Problem to work on >>
Give only the number of lines that contain the word "Benchmark".

Available data >>
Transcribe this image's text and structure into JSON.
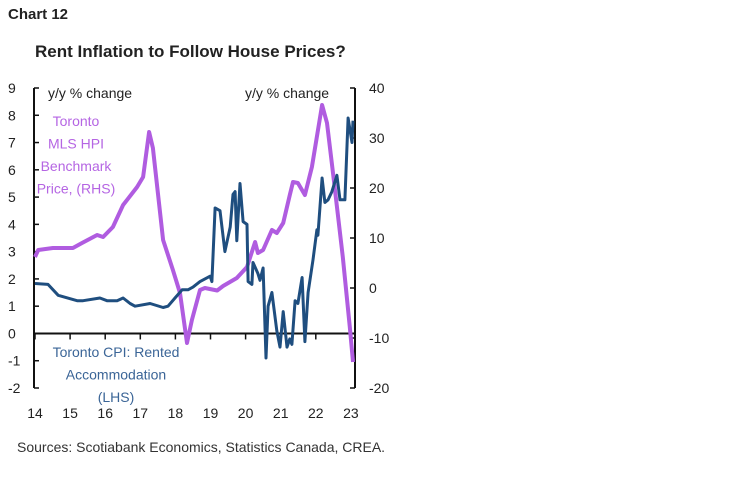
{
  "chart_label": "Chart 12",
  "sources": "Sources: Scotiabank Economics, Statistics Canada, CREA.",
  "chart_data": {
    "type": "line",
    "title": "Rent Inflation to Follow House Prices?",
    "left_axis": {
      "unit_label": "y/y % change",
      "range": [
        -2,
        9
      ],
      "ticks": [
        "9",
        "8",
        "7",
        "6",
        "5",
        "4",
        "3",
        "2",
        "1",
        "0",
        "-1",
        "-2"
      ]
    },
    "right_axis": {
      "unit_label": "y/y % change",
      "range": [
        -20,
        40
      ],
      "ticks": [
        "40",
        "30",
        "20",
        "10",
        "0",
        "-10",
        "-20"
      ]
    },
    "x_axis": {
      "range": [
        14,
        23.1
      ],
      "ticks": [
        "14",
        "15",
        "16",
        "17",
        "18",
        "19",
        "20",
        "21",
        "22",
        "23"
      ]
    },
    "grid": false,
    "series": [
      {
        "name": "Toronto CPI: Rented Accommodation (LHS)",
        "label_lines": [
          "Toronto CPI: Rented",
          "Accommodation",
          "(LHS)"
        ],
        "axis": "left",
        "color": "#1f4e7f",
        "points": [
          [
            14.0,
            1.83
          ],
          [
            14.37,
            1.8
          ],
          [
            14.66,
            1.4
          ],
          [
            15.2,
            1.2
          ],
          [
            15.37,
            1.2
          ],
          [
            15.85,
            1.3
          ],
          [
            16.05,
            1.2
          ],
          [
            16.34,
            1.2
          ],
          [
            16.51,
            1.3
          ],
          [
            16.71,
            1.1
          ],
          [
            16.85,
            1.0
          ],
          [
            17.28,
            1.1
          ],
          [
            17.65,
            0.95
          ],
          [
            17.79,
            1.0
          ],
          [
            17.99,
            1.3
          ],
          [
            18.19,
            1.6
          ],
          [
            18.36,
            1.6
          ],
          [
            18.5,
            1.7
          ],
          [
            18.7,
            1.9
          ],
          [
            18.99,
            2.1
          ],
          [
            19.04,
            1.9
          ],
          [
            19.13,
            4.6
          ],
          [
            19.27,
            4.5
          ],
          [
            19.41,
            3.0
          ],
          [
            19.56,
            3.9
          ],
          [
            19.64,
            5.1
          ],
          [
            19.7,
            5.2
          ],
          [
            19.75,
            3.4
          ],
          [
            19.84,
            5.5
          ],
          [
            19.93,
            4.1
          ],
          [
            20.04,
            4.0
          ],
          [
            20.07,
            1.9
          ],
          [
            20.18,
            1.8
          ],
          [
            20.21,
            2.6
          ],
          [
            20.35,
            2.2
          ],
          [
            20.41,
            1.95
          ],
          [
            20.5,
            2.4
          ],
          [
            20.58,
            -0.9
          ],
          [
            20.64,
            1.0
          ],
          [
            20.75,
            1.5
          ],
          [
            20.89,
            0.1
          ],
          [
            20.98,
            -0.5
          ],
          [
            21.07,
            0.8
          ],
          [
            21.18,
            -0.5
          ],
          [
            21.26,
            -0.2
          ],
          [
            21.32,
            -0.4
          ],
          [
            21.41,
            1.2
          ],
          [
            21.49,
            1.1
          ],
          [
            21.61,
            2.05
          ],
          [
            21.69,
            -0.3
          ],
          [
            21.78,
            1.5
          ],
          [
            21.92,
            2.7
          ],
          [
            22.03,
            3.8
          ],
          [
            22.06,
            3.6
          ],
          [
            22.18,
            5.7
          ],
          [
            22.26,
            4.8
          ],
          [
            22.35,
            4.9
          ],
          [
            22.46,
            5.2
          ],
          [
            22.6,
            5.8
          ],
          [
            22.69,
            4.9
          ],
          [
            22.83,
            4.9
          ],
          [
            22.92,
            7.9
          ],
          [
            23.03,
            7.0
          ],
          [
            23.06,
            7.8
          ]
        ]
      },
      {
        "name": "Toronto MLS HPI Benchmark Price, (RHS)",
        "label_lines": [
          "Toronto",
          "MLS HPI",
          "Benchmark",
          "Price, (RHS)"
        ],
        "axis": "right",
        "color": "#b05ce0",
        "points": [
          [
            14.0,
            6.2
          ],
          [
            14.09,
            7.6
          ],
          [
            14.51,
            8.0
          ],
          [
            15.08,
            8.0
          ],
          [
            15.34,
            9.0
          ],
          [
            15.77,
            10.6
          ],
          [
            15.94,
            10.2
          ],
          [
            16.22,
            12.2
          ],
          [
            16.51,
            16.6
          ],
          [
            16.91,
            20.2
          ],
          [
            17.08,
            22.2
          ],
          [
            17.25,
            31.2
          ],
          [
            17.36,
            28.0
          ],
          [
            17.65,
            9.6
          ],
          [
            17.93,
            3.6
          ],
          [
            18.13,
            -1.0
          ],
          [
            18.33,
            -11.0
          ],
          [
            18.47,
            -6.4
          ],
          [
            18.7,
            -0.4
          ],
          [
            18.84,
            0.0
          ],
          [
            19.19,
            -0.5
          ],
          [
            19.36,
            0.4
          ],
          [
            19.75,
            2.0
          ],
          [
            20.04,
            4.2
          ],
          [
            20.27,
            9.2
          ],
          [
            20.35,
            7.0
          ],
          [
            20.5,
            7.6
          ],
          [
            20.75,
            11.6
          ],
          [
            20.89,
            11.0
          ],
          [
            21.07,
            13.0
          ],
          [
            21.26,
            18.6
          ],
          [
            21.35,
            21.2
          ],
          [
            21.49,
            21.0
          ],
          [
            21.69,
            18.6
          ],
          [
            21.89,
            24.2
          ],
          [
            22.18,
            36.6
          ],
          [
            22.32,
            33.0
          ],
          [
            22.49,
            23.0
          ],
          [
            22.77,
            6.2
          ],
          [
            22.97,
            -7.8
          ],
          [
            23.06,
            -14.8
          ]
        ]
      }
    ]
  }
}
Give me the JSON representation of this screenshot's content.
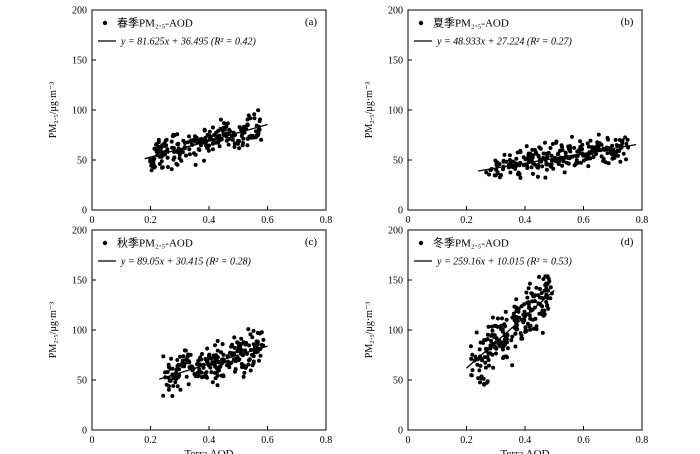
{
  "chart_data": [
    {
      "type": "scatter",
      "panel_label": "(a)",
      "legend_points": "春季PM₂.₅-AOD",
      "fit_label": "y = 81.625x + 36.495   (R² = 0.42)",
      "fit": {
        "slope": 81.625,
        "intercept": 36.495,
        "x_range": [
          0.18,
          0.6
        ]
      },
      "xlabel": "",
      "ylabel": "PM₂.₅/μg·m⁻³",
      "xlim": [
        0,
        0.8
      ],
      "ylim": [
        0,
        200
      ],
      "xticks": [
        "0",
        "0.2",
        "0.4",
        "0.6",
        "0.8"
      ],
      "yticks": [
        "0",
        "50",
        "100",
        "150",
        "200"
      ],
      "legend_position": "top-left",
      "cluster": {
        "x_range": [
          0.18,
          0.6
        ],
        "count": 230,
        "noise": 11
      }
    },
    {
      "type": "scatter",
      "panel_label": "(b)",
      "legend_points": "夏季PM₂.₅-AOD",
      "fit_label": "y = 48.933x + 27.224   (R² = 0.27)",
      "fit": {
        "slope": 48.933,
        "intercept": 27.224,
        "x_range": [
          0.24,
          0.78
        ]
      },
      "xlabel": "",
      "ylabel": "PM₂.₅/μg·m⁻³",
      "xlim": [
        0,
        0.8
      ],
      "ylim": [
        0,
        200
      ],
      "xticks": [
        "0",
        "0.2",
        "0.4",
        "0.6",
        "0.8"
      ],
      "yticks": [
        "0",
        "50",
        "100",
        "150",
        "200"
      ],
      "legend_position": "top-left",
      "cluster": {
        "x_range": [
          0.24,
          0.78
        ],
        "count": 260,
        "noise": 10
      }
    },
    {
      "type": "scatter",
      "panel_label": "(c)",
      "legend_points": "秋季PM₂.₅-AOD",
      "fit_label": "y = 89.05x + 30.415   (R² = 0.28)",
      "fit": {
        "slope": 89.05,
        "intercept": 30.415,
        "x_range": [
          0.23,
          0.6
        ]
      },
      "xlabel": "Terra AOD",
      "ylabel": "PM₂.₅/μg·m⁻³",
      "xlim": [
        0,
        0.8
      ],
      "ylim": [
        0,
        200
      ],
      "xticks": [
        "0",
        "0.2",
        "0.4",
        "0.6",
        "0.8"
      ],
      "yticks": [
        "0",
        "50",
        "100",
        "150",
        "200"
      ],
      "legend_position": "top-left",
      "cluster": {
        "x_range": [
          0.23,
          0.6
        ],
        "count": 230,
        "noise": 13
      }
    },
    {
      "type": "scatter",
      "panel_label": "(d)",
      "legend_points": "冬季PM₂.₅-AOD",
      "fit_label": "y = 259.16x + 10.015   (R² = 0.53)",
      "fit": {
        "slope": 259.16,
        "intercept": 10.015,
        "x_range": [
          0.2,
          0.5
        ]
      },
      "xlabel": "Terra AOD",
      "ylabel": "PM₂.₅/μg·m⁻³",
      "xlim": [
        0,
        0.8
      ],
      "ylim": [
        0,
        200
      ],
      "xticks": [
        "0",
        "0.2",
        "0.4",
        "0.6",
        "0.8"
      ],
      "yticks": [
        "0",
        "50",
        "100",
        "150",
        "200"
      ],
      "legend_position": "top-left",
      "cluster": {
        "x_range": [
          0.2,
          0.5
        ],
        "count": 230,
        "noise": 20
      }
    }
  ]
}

Solution to this problem >>
2